Material for the task:
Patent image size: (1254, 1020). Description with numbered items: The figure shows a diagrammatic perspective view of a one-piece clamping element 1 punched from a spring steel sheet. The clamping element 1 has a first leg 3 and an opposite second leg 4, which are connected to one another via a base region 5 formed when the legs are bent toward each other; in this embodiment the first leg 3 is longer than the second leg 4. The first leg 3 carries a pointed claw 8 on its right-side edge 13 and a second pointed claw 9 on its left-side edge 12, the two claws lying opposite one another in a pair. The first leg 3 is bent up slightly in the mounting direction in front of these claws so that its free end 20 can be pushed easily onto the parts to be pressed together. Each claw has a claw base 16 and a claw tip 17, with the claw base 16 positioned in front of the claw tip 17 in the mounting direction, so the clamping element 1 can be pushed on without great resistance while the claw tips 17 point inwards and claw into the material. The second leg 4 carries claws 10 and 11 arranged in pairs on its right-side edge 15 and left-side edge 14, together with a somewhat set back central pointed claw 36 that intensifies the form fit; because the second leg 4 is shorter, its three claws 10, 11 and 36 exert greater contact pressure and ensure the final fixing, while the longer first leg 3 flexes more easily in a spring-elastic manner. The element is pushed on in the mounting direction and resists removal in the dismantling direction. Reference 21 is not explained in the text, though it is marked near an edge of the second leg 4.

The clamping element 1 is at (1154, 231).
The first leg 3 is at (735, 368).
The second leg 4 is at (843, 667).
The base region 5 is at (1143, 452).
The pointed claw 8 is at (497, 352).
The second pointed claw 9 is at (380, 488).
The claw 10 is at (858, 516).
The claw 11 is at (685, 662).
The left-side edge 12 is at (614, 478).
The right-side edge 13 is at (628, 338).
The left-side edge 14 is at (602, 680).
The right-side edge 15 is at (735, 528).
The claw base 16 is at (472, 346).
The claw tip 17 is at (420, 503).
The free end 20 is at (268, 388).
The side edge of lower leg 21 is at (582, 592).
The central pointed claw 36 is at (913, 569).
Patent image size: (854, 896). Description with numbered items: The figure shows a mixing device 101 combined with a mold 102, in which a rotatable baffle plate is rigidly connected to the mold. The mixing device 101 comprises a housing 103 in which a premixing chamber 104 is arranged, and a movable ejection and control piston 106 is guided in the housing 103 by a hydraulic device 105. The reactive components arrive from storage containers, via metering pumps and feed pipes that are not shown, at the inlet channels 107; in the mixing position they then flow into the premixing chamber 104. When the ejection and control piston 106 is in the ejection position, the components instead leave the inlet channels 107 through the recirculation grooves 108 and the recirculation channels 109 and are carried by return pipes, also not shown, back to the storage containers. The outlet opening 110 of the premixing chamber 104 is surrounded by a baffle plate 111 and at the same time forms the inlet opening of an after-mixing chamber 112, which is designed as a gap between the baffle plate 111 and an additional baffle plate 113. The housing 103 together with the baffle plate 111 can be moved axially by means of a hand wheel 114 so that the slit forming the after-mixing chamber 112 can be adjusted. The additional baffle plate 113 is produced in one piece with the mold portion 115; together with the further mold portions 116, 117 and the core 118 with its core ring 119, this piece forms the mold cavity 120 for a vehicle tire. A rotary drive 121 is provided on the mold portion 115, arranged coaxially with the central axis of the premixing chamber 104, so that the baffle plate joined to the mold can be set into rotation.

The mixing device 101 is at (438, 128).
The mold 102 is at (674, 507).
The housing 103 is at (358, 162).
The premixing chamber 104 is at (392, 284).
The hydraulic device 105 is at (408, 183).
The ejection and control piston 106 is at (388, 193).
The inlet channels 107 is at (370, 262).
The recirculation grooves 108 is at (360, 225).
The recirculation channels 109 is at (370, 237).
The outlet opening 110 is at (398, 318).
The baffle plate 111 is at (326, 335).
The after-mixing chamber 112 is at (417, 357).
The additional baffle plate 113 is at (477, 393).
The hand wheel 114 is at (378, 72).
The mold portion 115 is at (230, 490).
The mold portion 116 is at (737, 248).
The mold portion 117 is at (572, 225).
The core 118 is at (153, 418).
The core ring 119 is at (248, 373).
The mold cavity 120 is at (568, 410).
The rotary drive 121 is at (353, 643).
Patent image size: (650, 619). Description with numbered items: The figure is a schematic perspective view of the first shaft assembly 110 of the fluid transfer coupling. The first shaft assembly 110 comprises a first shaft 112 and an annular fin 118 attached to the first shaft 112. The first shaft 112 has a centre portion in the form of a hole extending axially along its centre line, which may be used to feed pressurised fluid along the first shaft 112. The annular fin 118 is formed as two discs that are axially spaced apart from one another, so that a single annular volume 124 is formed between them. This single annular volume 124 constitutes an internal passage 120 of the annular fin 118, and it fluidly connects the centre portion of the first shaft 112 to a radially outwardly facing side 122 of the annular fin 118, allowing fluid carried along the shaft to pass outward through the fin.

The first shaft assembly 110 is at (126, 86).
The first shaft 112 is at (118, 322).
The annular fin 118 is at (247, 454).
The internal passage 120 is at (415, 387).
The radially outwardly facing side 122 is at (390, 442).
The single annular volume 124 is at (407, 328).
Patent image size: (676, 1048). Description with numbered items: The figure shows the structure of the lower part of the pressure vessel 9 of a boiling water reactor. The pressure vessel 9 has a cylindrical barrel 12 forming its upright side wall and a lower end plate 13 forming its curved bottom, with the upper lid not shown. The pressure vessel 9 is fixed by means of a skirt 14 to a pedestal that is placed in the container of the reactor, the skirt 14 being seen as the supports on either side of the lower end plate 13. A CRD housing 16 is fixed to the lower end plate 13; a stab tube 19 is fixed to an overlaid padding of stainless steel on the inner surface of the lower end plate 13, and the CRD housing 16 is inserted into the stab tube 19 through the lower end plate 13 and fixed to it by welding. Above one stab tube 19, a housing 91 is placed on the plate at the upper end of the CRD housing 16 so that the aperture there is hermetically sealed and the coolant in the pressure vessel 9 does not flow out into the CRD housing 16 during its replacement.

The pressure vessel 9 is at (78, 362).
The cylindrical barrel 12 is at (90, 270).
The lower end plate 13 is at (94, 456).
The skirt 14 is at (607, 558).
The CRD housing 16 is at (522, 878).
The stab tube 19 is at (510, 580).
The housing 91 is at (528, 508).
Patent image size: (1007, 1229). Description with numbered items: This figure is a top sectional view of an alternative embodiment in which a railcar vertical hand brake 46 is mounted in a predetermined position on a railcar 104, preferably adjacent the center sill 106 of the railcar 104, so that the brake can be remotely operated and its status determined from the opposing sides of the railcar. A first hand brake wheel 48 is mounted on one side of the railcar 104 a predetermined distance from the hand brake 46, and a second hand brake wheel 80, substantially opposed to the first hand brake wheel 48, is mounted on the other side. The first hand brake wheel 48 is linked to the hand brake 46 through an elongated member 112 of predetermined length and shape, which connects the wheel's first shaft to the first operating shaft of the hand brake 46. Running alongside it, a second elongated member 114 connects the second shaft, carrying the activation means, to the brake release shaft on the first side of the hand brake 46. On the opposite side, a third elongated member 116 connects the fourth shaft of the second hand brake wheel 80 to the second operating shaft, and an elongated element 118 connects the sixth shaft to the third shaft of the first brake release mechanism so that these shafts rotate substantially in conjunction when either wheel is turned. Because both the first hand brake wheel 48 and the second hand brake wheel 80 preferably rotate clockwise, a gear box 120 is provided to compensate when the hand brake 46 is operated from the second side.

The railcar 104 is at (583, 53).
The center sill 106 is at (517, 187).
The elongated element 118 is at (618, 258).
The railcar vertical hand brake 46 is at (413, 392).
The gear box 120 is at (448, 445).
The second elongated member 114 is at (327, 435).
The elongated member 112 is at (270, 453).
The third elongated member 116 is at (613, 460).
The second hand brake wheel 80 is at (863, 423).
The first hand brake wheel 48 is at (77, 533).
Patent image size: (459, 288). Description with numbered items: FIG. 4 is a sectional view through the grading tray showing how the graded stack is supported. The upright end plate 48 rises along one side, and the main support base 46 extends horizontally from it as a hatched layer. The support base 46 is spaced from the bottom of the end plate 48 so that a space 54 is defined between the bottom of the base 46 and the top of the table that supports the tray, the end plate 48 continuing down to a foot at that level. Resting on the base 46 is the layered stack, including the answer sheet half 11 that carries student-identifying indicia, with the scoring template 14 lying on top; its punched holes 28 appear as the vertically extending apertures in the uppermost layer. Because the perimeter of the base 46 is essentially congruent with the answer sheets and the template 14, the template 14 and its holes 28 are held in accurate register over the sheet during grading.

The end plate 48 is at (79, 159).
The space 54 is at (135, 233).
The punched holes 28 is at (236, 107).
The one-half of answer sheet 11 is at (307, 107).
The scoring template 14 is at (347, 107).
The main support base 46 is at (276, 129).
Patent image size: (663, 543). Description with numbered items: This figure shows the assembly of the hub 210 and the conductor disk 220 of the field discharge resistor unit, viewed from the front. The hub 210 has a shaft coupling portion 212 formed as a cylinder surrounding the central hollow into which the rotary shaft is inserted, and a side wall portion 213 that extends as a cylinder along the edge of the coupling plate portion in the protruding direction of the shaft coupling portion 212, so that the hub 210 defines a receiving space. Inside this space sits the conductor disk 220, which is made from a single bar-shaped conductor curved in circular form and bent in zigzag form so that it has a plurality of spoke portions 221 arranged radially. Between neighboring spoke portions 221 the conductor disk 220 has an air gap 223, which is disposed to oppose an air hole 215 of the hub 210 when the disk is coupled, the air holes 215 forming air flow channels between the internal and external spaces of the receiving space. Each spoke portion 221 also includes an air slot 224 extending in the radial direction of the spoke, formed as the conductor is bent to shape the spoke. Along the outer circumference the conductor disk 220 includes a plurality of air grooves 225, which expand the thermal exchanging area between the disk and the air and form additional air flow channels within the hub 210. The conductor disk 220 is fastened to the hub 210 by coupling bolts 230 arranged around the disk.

What you have to do:
Reproduce the entries in the order they appear, starting with the line that contains "Patent image size: (1007, 1229)." and going on through the line that contains "The first hand brake wheel 48 is at".

Exercise output:
Patent image size: (1007, 1229). Description with numbered items: This figure is a top sectional view of an alternative embodiment in which a railcar vertical hand brake 46 is mounted in a predetermined position on a railcar 104, preferably adjacent the center sill 106 of the railcar 104, so that the brake can be remotely operated and its status determined from the opposing sides of the railcar. A first hand brake wheel 48 is mounted on one side of the railcar 104 a predetermined distance from the hand brake 46, and a second hand brake wheel 80, substantially opposed to the first hand brake wheel 48, is mounted on the other side. The first hand brake wheel 48 is linked to the hand brake 46 through an elongated member 112 of predetermined length and shape, which connects the wheel's first shaft to the first operating shaft of the hand brake 46. Running alongside it, a second elongated member 114 connects the second shaft, carrying the activation means, to the brake release shaft on the first side of the hand brake 46. On the opposite side, a third elongated member 116 connects the fourth shaft of the second hand brake wheel 80 to the second operating shaft, and an elongated element 118 connects the sixth shaft to the third shaft of the first brake release mechanism so that these shafts rotate substantially in conjunction when either wheel is turned. Because both the first hand brake wheel 48 and the second hand brake wheel 80 preferably rotate clockwise, a gear box 120 is provided to compensate when the hand brake 46 is operated from the second side.

The railcar 104 is at (583, 53).
The center sill 106 is at (517, 187).
The elongated element 118 is at (618, 258).
The railcar vertical hand brake 46 is at (413, 392).
The gear box 120 is at (448, 445).
The second elongated member 114 is at (327, 435).
The elongated member 112 is at (270, 453).
The third elongated member 116 is at (613, 460).
The second hand brake wheel 80 is at (863, 423).
The first hand brake wheel 48 is at (77, 533).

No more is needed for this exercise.